• YOUR INSTRUCTIONS:
Pull every line containing "ушбу" out of the material below.

-*-

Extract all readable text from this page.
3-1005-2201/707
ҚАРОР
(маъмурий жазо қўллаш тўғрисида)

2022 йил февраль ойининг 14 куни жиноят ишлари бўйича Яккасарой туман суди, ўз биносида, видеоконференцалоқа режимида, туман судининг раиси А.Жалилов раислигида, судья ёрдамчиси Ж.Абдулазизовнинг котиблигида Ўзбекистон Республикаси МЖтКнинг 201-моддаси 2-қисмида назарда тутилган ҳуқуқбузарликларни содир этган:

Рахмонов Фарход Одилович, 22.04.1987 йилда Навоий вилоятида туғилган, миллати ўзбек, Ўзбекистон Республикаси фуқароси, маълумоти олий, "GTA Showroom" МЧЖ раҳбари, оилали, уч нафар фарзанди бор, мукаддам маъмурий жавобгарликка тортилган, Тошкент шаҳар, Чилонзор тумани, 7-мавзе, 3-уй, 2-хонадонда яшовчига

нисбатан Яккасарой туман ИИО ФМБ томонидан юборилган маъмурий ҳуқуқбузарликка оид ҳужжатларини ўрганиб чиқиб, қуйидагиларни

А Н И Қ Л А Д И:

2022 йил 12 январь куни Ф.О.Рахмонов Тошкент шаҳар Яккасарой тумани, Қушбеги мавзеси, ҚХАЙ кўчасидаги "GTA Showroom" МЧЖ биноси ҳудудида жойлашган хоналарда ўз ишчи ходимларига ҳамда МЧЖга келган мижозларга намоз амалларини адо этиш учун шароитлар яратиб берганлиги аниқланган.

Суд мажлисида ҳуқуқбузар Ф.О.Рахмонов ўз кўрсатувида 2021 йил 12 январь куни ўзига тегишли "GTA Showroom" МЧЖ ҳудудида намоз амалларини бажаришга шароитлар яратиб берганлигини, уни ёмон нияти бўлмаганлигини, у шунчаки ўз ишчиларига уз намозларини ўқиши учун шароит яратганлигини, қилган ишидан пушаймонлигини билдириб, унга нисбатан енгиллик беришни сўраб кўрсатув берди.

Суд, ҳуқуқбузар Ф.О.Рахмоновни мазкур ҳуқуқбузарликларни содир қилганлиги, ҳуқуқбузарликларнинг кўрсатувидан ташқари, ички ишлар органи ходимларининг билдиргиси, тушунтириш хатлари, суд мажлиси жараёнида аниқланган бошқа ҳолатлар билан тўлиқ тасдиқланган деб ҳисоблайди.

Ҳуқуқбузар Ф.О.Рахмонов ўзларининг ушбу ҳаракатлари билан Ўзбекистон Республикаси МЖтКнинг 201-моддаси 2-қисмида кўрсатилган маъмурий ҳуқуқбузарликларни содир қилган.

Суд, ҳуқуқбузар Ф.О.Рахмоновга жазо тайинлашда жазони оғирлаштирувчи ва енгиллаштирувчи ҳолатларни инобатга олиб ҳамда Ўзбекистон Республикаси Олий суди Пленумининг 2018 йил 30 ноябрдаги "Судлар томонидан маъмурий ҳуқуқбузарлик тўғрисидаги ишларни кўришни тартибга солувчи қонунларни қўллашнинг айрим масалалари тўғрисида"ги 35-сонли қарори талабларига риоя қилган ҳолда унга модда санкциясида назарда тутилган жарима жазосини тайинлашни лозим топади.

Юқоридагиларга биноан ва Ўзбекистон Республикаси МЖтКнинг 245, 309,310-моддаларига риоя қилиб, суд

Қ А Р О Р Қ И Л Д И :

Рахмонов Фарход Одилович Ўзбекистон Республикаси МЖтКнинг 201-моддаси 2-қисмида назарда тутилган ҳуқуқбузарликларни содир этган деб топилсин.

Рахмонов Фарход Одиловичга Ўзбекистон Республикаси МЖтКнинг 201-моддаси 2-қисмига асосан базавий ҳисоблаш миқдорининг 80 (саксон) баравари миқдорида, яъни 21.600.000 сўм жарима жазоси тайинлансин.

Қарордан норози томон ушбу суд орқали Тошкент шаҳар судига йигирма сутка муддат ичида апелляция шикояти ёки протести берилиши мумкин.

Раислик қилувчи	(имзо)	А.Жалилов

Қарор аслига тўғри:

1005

-*-

• EXERCISE ANSWER:
Ҳуқуқбузар Ф.О.Рахмонов ўзларининг ушбу ҳаракатлари билан Ўзбекистон Республикаси МЖтКнинг 201-моддаси 2-қисмида кўрсатилган маъмурий ҳуқуқбузарликларни содир қилган.
Қарордан норози томон ушбу суд орқали Тошкент шаҳар судига йигирма сутка муддат ичида апелляция шикояти ёки протести берилиши мумкин.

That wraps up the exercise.